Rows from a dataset
· · · ·

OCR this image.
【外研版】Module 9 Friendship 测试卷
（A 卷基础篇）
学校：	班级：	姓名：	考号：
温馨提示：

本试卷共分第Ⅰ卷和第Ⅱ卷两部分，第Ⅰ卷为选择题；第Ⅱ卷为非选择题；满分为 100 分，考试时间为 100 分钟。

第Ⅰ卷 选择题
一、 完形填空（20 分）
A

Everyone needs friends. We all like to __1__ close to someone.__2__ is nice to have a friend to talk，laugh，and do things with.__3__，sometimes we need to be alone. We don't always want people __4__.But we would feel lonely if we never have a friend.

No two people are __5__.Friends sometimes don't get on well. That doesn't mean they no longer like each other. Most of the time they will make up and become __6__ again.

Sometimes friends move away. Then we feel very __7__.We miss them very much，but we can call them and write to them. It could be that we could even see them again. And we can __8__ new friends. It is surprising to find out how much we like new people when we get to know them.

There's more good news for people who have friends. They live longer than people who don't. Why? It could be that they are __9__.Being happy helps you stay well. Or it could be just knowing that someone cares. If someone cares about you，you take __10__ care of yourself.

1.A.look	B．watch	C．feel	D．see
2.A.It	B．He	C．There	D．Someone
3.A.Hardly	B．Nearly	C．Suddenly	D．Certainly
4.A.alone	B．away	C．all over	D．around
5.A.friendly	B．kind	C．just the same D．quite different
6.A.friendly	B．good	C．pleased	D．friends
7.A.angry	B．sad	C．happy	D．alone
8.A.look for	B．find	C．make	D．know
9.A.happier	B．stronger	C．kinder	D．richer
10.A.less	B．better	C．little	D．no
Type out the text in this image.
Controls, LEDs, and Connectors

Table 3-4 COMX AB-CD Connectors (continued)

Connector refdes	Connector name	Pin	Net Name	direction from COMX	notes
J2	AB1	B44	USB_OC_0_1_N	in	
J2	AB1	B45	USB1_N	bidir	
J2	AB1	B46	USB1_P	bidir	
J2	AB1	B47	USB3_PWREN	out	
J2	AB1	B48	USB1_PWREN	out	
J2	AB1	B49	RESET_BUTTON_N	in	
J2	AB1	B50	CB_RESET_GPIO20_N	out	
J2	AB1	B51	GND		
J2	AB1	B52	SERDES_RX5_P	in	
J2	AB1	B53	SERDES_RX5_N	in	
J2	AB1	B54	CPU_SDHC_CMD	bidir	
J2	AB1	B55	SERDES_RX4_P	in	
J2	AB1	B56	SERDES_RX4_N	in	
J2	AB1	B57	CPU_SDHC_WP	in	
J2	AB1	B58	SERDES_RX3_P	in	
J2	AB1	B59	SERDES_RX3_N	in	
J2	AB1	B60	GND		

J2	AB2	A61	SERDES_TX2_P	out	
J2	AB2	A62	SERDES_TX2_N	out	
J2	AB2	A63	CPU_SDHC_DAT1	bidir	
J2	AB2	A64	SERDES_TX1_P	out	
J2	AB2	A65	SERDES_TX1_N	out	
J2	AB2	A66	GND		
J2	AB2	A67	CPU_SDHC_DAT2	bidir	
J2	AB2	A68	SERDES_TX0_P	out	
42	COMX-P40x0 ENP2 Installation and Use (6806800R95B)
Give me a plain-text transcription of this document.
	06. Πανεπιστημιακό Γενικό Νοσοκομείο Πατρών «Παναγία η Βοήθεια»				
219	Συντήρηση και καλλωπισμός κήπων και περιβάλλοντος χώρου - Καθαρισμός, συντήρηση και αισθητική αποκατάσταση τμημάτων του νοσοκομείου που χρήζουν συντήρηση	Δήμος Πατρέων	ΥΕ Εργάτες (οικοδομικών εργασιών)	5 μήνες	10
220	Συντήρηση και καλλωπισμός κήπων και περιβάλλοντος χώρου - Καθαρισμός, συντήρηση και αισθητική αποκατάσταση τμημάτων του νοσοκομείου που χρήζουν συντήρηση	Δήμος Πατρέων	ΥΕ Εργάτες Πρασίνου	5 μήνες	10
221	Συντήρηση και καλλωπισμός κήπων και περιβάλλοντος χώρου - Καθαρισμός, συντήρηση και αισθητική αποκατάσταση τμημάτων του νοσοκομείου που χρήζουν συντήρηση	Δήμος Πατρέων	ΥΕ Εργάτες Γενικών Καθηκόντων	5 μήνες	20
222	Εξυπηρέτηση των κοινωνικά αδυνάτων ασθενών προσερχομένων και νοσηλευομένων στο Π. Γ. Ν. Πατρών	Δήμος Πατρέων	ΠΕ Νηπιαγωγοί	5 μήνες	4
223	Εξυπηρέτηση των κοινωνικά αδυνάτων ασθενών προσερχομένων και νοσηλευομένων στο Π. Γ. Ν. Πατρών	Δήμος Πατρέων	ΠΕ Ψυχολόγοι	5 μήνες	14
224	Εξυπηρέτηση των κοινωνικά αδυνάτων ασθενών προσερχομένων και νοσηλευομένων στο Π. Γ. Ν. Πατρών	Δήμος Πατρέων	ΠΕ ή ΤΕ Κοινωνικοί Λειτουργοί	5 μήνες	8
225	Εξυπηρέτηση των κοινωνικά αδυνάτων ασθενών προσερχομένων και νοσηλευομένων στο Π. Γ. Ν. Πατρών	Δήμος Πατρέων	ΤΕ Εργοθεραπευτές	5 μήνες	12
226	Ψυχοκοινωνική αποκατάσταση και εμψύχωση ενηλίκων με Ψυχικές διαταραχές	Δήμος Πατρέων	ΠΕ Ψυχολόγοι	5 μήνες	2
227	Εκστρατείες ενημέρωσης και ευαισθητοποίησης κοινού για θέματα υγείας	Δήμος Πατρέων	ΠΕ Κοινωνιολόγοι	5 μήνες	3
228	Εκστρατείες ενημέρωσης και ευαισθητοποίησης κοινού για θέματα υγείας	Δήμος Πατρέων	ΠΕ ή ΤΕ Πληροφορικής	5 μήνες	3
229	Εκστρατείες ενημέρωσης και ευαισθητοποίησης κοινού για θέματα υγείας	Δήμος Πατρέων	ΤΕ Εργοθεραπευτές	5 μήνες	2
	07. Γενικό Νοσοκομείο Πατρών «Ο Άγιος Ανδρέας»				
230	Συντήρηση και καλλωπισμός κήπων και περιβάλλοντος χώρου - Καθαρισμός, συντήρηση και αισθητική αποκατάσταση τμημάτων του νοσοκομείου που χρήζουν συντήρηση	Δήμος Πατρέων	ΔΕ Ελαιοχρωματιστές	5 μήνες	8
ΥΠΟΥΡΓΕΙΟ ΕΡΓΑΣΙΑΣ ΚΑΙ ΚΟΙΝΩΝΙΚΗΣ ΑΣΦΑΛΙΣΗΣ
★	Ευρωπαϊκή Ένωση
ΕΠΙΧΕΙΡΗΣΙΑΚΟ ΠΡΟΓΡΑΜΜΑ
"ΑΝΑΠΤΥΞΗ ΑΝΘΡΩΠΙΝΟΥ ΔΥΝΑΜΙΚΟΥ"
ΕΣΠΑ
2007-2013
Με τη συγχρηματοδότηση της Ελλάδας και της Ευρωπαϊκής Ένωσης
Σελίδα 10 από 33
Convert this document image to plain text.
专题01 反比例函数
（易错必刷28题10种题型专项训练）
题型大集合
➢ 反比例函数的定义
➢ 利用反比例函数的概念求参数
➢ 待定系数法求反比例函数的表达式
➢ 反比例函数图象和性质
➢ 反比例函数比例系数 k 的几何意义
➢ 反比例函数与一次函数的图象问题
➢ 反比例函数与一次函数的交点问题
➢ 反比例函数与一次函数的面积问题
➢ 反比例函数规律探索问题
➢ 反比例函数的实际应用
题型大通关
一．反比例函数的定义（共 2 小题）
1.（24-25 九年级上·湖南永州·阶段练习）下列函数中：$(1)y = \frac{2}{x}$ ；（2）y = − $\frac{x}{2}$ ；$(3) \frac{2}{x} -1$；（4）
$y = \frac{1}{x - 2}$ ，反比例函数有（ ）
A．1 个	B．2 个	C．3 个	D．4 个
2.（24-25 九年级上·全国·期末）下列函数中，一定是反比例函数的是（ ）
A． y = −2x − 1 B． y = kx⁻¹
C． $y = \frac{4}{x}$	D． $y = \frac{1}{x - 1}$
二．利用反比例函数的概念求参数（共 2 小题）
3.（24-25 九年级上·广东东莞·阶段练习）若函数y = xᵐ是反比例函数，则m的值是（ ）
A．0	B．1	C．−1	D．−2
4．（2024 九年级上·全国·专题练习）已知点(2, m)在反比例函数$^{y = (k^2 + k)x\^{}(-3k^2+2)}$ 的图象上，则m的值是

· · · ·

**WORK INSTRUCTIONS:** Return, word for word, every line from the line with "Convert this document image to plain text." to the final line of the data.

**RESPONSE BELOW:**
Convert this document image to plain text.
专题01 反比例函数
（易错必刷28题10种题型专项训练）
题型大集合
➢ 反比例函数的定义
➢ 利用反比例函数的概念求参数
➢ 待定系数法求反比例函数的表达式
➢ 反比例函数图象和性质
➢ 反比例函数比例系数 k 的几何意义
➢ 反比例函数与一次函数的图象问题
➢ 反比例函数与一次函数的交点问题
➢ 反比例函数与一次函数的面积问题
➢ 反比例函数规律探索问题
➢ 反比例函数的实际应用
题型大通关
一．反比例函数的定义（共 2 小题）
1.（24-25 九年级上·湖南永州·阶段练习）下列函数中：$(1)y = \frac{2}{x}$ ；（2）y = − $\frac{x}{2}$ ；$(3) \frac{2}{x} -1$；（4）
$y = \frac{1}{x - 2}$ ，反比例函数有（ ）
A．1 个	B．2 个	C．3 个	D．4 个
2.（24-25 九年级上·全国·期末）下列函数中，一定是反比例函数的是（ ）
A． y = −2x − 1 B． y = kx⁻¹
C． $y = \frac{4}{x}$	D． $y = \frac{1}{x - 1}$
二．利用反比例函数的概念求参数（共 2 小题）
3.（24-25 九年级上·广东东莞·阶段练习）若函数y = xᵐ是反比例函数，则m的值是（ ）
A．0	B．1	C．−1	D．−2
4．（2024 九年级上·全国·专题练习）已知点(2, m)在反比例函数$^{y = (k^2 + k)x\^{}(-3k^2+2)}$ 的图象上，则m的值是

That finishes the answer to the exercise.